STORED ROWS
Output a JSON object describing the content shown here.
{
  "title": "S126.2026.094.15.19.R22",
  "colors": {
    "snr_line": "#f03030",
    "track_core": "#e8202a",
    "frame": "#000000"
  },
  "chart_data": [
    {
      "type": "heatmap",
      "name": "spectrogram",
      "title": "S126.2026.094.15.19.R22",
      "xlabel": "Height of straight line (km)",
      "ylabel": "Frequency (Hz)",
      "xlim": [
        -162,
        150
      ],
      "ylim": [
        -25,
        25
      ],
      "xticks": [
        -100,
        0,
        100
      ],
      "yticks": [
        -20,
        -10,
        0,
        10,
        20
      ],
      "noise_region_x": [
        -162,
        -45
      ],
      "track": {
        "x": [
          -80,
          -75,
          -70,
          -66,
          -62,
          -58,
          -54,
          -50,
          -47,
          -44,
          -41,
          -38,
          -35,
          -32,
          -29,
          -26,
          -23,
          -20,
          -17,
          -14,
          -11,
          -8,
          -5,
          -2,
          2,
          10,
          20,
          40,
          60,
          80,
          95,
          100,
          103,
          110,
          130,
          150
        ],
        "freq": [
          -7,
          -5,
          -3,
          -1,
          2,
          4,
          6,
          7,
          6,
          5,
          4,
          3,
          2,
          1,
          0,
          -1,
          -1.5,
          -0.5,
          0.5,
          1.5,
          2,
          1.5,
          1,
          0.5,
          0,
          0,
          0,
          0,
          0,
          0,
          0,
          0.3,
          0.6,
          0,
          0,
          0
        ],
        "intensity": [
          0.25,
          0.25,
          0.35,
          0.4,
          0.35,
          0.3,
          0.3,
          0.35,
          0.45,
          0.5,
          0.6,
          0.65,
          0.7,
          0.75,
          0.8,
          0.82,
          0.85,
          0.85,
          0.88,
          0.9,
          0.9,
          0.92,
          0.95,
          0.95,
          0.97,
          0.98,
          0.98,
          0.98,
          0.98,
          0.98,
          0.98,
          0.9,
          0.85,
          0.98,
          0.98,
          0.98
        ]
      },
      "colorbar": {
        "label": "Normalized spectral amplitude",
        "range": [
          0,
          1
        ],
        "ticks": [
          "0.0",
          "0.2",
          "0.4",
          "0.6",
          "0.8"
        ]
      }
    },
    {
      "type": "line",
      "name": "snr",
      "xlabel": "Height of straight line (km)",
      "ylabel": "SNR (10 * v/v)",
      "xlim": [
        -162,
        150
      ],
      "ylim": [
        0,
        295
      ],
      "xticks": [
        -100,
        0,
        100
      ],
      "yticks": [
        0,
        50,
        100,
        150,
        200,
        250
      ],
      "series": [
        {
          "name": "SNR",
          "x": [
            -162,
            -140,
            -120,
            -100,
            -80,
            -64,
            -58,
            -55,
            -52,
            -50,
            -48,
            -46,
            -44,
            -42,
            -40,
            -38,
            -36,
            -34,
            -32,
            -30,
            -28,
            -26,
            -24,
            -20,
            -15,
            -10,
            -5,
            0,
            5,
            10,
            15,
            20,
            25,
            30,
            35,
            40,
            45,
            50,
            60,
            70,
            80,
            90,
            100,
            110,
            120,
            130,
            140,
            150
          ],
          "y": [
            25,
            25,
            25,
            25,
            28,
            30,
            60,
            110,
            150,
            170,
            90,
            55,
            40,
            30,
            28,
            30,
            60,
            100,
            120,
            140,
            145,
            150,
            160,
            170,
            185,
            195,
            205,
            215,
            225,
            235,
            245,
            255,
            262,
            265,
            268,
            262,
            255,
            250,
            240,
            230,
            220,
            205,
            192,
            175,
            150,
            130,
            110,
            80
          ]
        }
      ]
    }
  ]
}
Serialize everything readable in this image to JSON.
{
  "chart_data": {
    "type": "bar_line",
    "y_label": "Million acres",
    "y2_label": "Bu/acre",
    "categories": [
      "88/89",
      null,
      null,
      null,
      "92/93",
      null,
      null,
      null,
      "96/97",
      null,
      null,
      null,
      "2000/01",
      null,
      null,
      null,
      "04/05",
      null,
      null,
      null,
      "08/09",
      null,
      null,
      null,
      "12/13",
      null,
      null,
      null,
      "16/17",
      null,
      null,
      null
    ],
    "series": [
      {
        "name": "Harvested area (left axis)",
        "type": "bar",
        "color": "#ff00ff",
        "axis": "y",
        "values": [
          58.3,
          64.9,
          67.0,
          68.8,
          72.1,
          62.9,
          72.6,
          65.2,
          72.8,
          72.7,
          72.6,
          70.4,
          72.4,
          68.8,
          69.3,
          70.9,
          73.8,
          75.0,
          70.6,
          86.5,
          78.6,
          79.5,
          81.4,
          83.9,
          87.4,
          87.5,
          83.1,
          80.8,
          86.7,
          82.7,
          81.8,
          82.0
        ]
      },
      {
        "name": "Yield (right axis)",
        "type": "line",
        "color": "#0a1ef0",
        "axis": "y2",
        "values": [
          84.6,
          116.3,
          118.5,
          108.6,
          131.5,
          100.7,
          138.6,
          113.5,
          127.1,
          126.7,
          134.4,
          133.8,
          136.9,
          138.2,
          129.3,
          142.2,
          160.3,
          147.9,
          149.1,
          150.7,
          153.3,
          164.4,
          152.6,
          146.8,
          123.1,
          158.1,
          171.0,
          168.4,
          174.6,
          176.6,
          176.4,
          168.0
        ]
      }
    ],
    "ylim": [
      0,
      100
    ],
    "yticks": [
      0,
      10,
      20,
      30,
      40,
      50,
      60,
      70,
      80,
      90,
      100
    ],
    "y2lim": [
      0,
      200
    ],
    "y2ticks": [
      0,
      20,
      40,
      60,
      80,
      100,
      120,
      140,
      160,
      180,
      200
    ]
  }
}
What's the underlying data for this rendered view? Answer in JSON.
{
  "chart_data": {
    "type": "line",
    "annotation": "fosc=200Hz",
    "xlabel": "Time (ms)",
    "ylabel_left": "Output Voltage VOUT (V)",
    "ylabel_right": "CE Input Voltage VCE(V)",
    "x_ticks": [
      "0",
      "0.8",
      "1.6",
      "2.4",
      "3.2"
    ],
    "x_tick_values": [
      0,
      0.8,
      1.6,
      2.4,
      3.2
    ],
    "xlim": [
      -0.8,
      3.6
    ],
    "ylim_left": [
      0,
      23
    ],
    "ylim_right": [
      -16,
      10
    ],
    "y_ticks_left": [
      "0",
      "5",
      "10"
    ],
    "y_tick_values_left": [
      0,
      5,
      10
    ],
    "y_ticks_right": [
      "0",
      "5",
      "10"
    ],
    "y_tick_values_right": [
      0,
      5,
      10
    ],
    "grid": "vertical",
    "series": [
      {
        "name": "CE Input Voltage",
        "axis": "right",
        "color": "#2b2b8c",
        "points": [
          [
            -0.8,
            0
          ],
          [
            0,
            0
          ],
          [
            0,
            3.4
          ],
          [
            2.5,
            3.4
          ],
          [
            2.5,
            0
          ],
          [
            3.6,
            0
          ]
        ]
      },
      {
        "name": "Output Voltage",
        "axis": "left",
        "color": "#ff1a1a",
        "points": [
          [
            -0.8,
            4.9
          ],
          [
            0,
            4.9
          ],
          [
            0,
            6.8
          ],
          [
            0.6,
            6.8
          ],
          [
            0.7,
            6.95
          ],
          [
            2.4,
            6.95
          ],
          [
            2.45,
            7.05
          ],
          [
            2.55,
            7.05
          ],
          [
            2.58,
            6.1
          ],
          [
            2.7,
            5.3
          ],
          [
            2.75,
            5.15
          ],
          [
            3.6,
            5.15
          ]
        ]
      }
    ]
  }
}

GIVEN PROBLEM
Here, the records must be output exactly and in full.

OUTPUT
Output a JSON object describing the content shown here.
{
  "title": "S126.2026.094.15.19.R22",
  "colors": {
    "snr_line": "#f03030",
    "track_core": "#e8202a",
    "frame": "#000000"
  },
  "chart_data": [
    {
      "type": "heatmap",
      "name": "spectrogram",
      "title": "S126.2026.094.15.19.R22",
      "xlabel": "Height of straight line (km)",
      "ylabel": "Frequency (Hz)",
      "xlim": [
        -162,
        150
      ],
      "ylim": [
        -25,
        25
      ],
      "xticks": [
        -100,
        0,
        100
      ],
      "yticks": [
        -20,
        -10,
        0,
        10,
        20
      ],
      "noise_region_x": [
        -162,
        -45
      ],
      "track": {
        "x": [
          -80,
          -75,
          -70,
          -66,
          -62,
          -58,
          -54,
          -50,
          -47,
          -44,
          -41,
          -38,
          -35,
          -32,
          -29,
          -26,
          -23,
          -20,
          -17,
          -14,
          -11,
          -8,
          -5,
          -2,
          2,
          10,
          20,
          40,
          60,
          80,
          95,
          100,
          103,
          110,
          130,
          150
        ],
        "freq": [
          -7,
          -5,
          -3,
          -1,
          2,
          4,
          6,
          7,
          6,
          5,
          4,
          3,
          2,
          1,
          0,
          -1,
          -1.5,
          -0.5,
          0.5,
          1.5,
          2,
          1.5,
          1,
          0.5,
          0,
          0,
          0,
          0,
          0,
          0,
          0,
          0.3,
          0.6,
          0,
          0,
          0
        ],
        "intensity": [
          0.25,
          0.25,
          0.35,
          0.4,
          0.35,
          0.3,
          0.3,
          0.35,
          0.45,
          0.5,
          0.6,
          0.65,
          0.7,
          0.75,
          0.8,
          0.82,
          0.85,
          0.85,
          0.88,
          0.9,
          0.9,
          0.92,
          0.95,
          0.95,
          0.97,
          0.98,
          0.98,
          0.98,
          0.98,
          0.98,
          0.98,
          0.9,
          0.85,
          0.98,
          0.98,
          0.98
        ]
      },
      "colorbar": {
        "label": "Normalized spectral amplitude",
        "range": [
          0,
          1
        ],
        "ticks": [
          "0.0",
          "0.2",
          "0.4",
          "0.6",
          "0.8"
        ]
      }
    },
    {
      "type": "line",
      "name": "snr",
      "xlabel": "Height of straight line (km)",
      "ylabel": "SNR (10 * v/v)",
      "xlim": [
        -162,
        150
      ],
      "ylim": [
        0,
        295
      ],
      "xticks": [
        -100,
        0,
        100
      ],
      "yticks": [
        0,
        50,
        100,
        150,
        200,
        250
      ],
      "series": [
        {
          "name": "SNR",
          "x": [
            -162,
            -140,
            -120,
            -100,
            -80,
            -64,
            -58,
            -55,
            -52,
            -50,
            -48,
            -46,
            -44,
            -42,
            -40,
            -38,
            -36,
            -34,
            -32,
            -30,
            -28,
            -26,
            -24,
            -20,
            -15,
            -10,
            -5,
            0,
            5,
            10,
            15,
            20,
            25,
            30,
            35,
            40,
            45,
            50,
            60,
            70,
            80,
            90,
            100,
            110,
            120,
            130,
            140,
            150
          ],
          "y": [
            25,
            25,
            25,
            25,
            28,
            30,
            60,
            110,
            150,
            170,
            90,
            55,
            40,
            30,
            28,
            30,
            60,
            100,
            120,
            140,
            145,
            150,
            160,
            170,
            185,
            195,
            205,
            215,
            225,
            235,
            245,
            255,
            262,
            265,
            268,
            262,
            255,
            250,
            240,
            230,
            220,
            205,
            192,
            175,
            150,
            130,
            110,
            80
          ]
        }
      ]
    }
  ]
}
Serialize everything readable in this image to JSON.
{
  "chart_data": {
    "type": "bar_line",
    "y_label": "Million acres",
    "y2_label": "Bu/acre",
    "categories": [
      "88/89",
      null,
      null,
      null,
      "92/93",
      null,
      null,
      null,
      "96/97",
      null,
      null,
      null,
      "2000/01",
      null,
      null,
      null,
      "04/05",
      null,
      null,
      null,
      "08/09",
      null,
      null,
      null,
      "12/13",
      null,
      null,
      null,
      "16/17",
      null,
      null,
      null
    ],
    "series": [
      {
        "name": "Harvested area (left axis)",
        "type": "bar",
        "color": "#ff00ff",
        "axis": "y",
        "values": [
          58.3,
          64.9,
          67.0,
          68.8,
          72.1,
          62.9,
          72.6,
          65.2,
          72.8,
          72.7,
          72.6,
          70.4,
          72.4,
          68.8,
          69.3,
          70.9,
          73.8,
          75.0,
          70.6,
          86.5,
          78.6,
          79.5,
          81.4,
          83.9,
          87.4,
          87.5,
          83.1,
          80.8,
          86.7,
          82.7,
          81.8,
          82.0
        ]
      },
      {
        "name": "Yield (right axis)",
        "type": "line",
        "color": "#0a1ef0",
        "axis": "y2",
        "values": [
          84.6,
          116.3,
          118.5,
          108.6,
          131.5,
          100.7,
          138.6,
          113.5,
          127.1,
          126.7,
          134.4,
          133.8,
          136.9,
          138.2,
          129.3,
          142.2,
          160.3,
          147.9,
          149.1,
          150.7,
          153.3,
          164.4,
          152.6,
          146.8,
          123.1,
          158.1,
          171.0,
          168.4,
          174.6,
          176.6,
          176.4,
          168.0
        ]
      }
    ],
    "ylim": [
      0,
      100
    ],
    "yticks": [
      0,
      10,
      20,
      30,
      40,
      50,
      60,
      70,
      80,
      90,
      100
    ],
    "y2lim": [
      0,
      200
    ],
    "y2ticks": [
      0,
      20,
      40,
      60,
      80,
      100,
      120,
      140,
      160,
      180,
      200
    ]
  }
}
What's the underlying data for this rendered view? Answer in JSON.
{
  "chart_data": {
    "type": "line",
    "annotation": "fosc=200Hz",
    "xlabel": "Time (ms)",
    "ylabel_left": "Output Voltage VOUT (V)",
    "ylabel_right": "CE Input Voltage VCE(V)",
    "x_ticks": [
      "0",
      "0.8",
      "1.6",
      "2.4",
      "3.2"
    ],
    "x_tick_values": [
      0,
      0.8,
      1.6,
      2.4,
      3.2
    ],
    "xlim": [
      -0.8,
      3.6
    ],
    "ylim_left": [
      0,
      23
    ],
    "ylim_right": [
      -16,
      10
    ],
    "y_ticks_left": [
      "0",
      "5",
      "10"
    ],
    "y_tick_values_left": [
      0,
      5,
      10
    ],
    "y_ticks_right": [
      "0",
      "5",
      "10"
    ],
    "y_tick_values_right": [
      0,
      5,
      10
    ],
    "grid": "vertical",
    "series": [
      {
        "name": "CE Input Voltage",
        "axis": "right",
        "color": "#2b2b8c",
        "points": [
          [
            -0.8,
            0
          ],
          [
            0,
            0
          ],
          [
            0,
            3.4
          ],
          [
            2.5,
            3.4
          ],
          [
            2.5,
            0
          ],
          [
            3.6,
            0
          ]
        ]
      },
      {
        "name": "Output Voltage",
        "axis": "left",
        "color": "#ff1a1a",
        "points": [
          [
            -0.8,
            4.9
          ],
          [
            0,
            4.9
          ],
          [
            0,
            6.8
          ],
          [
            0.6,
            6.8
          ],
          [
            0.7,
            6.95
          ],
          [
            2.4,
            6.95
          ],
          [
            2.45,
            7.05
          ],
          [
            2.55,
            7.05
          ],
          [
            2.58,
            6.1
          ],
          [
            2.7,
            5.3
          ],
          [
            2.75,
            5.15
          ],
          [
            3.6,
            5.15
          ]
        ]
      }
    ]
  }
}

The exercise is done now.